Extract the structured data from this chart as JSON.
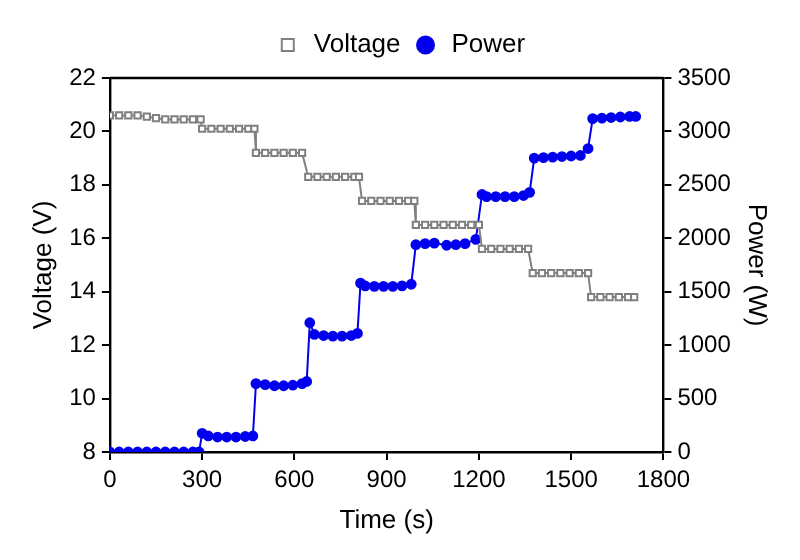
{
  "chart_data": {
    "type": "line",
    "xlabel": "Time (s)",
    "ylabel": "Voltage (V)",
    "y2label": "Power (W)",
    "xlim": [
      0,
      1800
    ],
    "xticks": [
      0,
      300,
      600,
      900,
      1200,
      1500,
      1800
    ],
    "ylim": [
      8,
      22
    ],
    "yticks": [
      8,
      10,
      12,
      14,
      16,
      18,
      20,
      22
    ],
    "y2lim": [
      0,
      3500
    ],
    "y2ticks": [
      0,
      500,
      1000,
      1500,
      2000,
      2500,
      3000,
      3500
    ],
    "grid": false,
    "legend": "top",
    "line_style": "solid",
    "series": [
      {
        "name": "Voltage",
        "color": "#808080",
        "marker": "square",
        "x": [
          0,
          30,
          60,
          90,
          120,
          150,
          180,
          210,
          240,
          270,
          295,
          300,
          330,
          360,
          390,
          420,
          450,
          470,
          475,
          505,
          535,
          565,
          595,
          625,
          645,
          675,
          705,
          735,
          765,
          795,
          810,
          820,
          850,
          880,
          910,
          940,
          970,
          990,
          995,
          1025,
          1055,
          1085,
          1115,
          1145,
          1175,
          1200,
          1210,
          1240,
          1270,
          1300,
          1330,
          1360,
          1375,
          1405,
          1435,
          1465,
          1495,
          1525,
          1555,
          1565,
          1595,
          1625,
          1655,
          1685,
          1705
        ],
        "values": [
          20.6,
          20.6,
          20.6,
          20.6,
          20.55,
          20.5,
          20.45,
          20.45,
          20.45,
          20.45,
          20.45,
          20.1,
          20.1,
          20.1,
          20.1,
          20.1,
          20.1,
          20.1,
          19.2,
          19.2,
          19.2,
          19.2,
          19.2,
          19.2,
          18.3,
          18.3,
          18.3,
          18.3,
          18.3,
          18.3,
          18.3,
          17.4,
          17.4,
          17.4,
          17.4,
          17.4,
          17.4,
          17.4,
          16.5,
          16.5,
          16.5,
          16.5,
          16.5,
          16.5,
          16.5,
          16.5,
          15.6,
          15.6,
          15.6,
          15.6,
          15.6,
          15.6,
          14.7,
          14.7,
          14.7,
          14.7,
          14.7,
          14.7,
          14.7,
          13.8,
          13.8,
          13.8,
          13.8,
          13.8,
          13.8
        ]
      },
      {
        "name": "Power",
        "color": "#0000ee",
        "marker": "circle",
        "axis": "y2",
        "x": [
          0,
          30,
          60,
          90,
          120,
          150,
          180,
          210,
          240,
          270,
          290,
          300,
          320,
          350,
          380,
          410,
          440,
          465,
          475,
          505,
          535,
          565,
          595,
          625,
          640,
          650,
          665,
          695,
          725,
          755,
          785,
          805,
          815,
          830,
          860,
          890,
          920,
          950,
          980,
          995,
          1025,
          1055,
          1095,
          1125,
          1155,
          1190,
          1210,
          1225,
          1255,
          1285,
          1315,
          1345,
          1365,
          1380,
          1410,
          1440,
          1470,
          1500,
          1530,
          1555,
          1570,
          1600,
          1630,
          1660,
          1690,
          1710
        ],
        "values": [
          0,
          0,
          0,
          0,
          0,
          0,
          0,
          0,
          0,
          0,
          0,
          175,
          150,
          140,
          140,
          140,
          145,
          150,
          640,
          630,
          620,
          620,
          625,
          640,
          660,
          1210,
          1100,
          1090,
          1085,
          1085,
          1090,
          1110,
          1580,
          1555,
          1550,
          1550,
          1550,
          1555,
          1570,
          1940,
          1950,
          1955,
          1935,
          1940,
          1950,
          1990,
          2410,
          2390,
          2390,
          2390,
          2390,
          2400,
          2430,
          2750,
          2755,
          2760,
          2765,
          2770,
          2775,
          2840,
          3120,
          3125,
          3130,
          3135,
          3140,
          3140
        ]
      }
    ]
  }
}
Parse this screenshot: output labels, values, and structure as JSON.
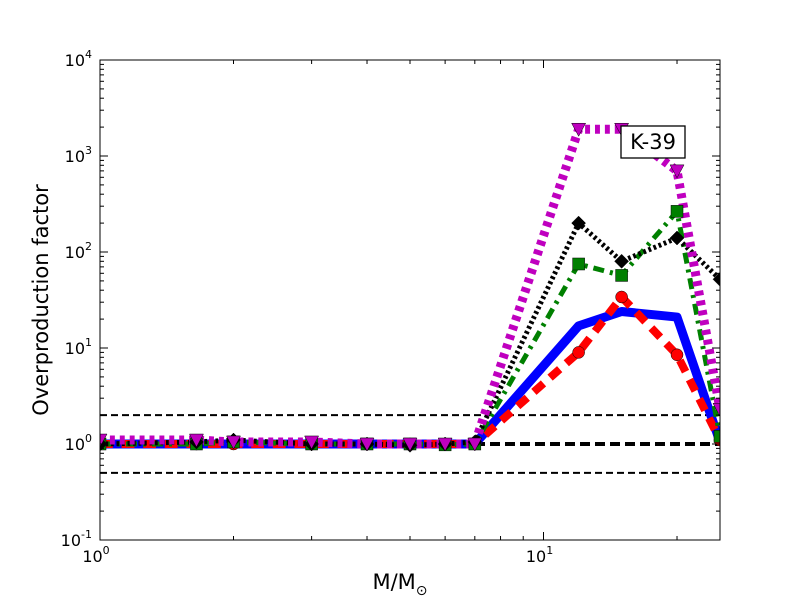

━━━━━━━━

# Direction
Gather up every line in the data above that contains the word "JSON", copying each one.

# Task response
Extract the structured data from this chart as JSON.
Parse this screenshot: output labels, values, and structure as JSON.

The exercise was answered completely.